The task: Print all of the data exactly as written.

Data extract:
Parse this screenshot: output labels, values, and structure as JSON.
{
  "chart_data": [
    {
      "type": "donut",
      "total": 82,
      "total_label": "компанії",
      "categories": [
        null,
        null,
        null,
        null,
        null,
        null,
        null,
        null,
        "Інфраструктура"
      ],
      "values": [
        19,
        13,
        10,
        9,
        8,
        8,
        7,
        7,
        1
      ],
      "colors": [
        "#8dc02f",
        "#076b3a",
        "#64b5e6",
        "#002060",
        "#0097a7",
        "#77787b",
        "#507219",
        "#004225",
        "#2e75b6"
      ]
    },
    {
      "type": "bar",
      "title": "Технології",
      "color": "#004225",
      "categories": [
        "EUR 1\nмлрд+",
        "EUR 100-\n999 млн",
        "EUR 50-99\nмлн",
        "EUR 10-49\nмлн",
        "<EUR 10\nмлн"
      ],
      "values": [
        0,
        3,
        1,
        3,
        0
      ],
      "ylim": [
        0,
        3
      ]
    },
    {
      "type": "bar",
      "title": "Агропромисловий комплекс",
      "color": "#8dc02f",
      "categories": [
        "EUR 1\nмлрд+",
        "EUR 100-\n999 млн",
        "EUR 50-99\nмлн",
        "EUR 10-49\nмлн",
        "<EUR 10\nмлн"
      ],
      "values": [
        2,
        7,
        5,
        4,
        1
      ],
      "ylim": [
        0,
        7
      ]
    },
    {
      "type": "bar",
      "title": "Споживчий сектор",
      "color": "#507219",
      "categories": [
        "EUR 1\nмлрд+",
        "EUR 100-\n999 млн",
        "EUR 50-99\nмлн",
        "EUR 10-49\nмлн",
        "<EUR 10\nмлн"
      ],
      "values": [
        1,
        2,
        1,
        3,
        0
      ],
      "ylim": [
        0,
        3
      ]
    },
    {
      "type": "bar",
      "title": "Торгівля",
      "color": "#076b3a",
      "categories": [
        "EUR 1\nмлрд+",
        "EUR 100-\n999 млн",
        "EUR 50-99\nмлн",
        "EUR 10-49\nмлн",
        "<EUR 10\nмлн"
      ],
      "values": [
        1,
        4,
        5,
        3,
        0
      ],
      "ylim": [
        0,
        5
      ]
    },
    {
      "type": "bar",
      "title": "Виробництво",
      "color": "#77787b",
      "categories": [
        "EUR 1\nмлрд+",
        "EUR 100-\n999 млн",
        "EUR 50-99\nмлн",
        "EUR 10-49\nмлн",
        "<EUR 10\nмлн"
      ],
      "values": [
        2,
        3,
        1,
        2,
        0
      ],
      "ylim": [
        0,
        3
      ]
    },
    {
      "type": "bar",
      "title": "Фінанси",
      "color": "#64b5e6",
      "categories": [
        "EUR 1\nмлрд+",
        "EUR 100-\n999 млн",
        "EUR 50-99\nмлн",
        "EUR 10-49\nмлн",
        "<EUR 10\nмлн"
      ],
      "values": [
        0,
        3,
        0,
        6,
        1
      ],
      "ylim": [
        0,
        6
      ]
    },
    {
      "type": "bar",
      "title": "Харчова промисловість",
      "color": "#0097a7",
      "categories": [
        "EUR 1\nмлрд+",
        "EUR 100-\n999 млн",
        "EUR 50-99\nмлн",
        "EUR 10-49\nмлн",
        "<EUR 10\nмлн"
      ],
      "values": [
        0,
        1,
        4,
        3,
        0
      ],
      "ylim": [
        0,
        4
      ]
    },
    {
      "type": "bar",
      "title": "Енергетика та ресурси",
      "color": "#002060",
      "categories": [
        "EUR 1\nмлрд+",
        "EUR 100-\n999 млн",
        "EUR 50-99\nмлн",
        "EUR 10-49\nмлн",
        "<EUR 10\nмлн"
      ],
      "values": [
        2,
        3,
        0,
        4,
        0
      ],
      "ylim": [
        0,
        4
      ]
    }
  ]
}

Completed exercise:
Parse this screenshot: output labels, values, and structure as JSON.
{
  "chart_data": [
    {
      "type": "donut",
      "total": 82,
      "total_label": "компанії",
      "categories": [
        null,
        null,
        null,
        null,
        null,
        null,
        null,
        null,
        "Інфраструктура"
      ],
      "values": [
        19,
        13,
        10,
        9,
        8,
        8,
        7,
        7,
        1
      ],
      "colors": [
        "#8dc02f",
        "#076b3a",
        "#64b5e6",
        "#002060",
        "#0097a7",
        "#77787b",
        "#507219",
        "#004225",
        "#2e75b6"
      ]
    },
    {
      "type": "bar",
      "title": "Технології",
      "color": "#004225",
      "categories": [
        "EUR 1\nмлрд+",
        "EUR 100-\n999 млн",
        "EUR 50-99\nмлн",
        "EUR 10-49\nмлн",
        "<EUR 10\nмлн"
      ],
      "values": [
        0,
        3,
        1,
        3,
        0
      ],
      "ylim": [
        0,
        3
      ]
    },
    {
      "type": "bar",
      "title": "Агропромисловий комплекс",
      "color": "#8dc02f",
      "categories": [
        "EUR 1\nмлрд+",
        "EUR 100-\n999 млн",
        "EUR 50-99\nмлн",
        "EUR 10-49\nмлн",
        "<EUR 10\nмлн"
      ],
      "values": [
        2,
        7,
        5,
        4,
        1
      ],
      "ylim": [
        0,
        7
      ]
    },
    {
      "type": "bar",
      "title": "Споживчий сектор",
      "color": "#507219",
      "categories": [
        "EUR 1\nмлрд+",
        "EUR 100-\n999 млн",
        "EUR 50-99\nмлн",
        "EUR 10-49\nмлн",
        "<EUR 10\nмлн"
      ],
      "values": [
        1,
        2,
        1,
        3,
        0
      ],
      "ylim": [
        0,
        3
      ]
    },
    {
      "type": "bar",
      "title": "Торгівля",
      "color": "#076b3a",
      "categories": [
        "EUR 1\nмлрд+",
        "EUR 100-\n999 млн",
        "EUR 50-99\nмлн",
        "EUR 10-49\nмлн",
        "<EUR 10\nмлн"
      ],
      "values": [
        1,
        4,
        5,
        3,
        0
      ],
      "ylim": [
        0,
        5
      ]
    },
    {
      "type": "bar",
      "title": "Виробництво",
      "color": "#77787b",
      "categories": [
        "EUR 1\nмлрд+",
        "EUR 100-\n999 млн",
        "EUR 50-99\nмлн",
        "EUR 10-49\nмлн",
        "<EUR 10\nмлн"
      ],
      "values": [
        2,
        3,
        1,
        2,
        0
      ],
      "ylim": [
        0,
        3
      ]
    },
    {
      "type": "bar",
      "title": "Фінанси",
      "color": "#64b5e6",
      "categories": [
        "EUR 1\nмлрд+",
        "EUR 100-\n999 млн",
        "EUR 50-99\nмлн",
        "EUR 10-49\nмлн",
        "<EUR 10\nмлн"
      ],
      "values": [
        0,
        3,
        0,
        6,
        1
      ],
      "ylim": [
        0,
        6
      ]
    },
    {
      "type": "bar",
      "title": "Харчова промисловість",
      "color": "#0097a7",
      "categories": [
        "EUR 1\nмлрд+",
        "EUR 100-\n999 млн",
        "EUR 50-99\nмлн",
        "EUR 10-49\nмлн",
        "<EUR 10\nмлн"
      ],
      "values": [
        0,
        1,
        4,
        3,
        0
      ],
      "ylim": [
        0,
        4
      ]
    },
    {
      "type": "bar",
      "title": "Енергетика та ресурси",
      "color": "#002060",
      "categories": [
        "EUR 1\nмлрд+",
        "EUR 100-\n999 млн",
        "EUR 50-99\nмлн",
        "EUR 10-49\nмлн",
        "<EUR 10\nмлн"
      ],
      "values": [
        2,
        3,
        0,
        4,
        0
      ],
      "ylim": [
        0,
        4
      ]
    }
  ]
}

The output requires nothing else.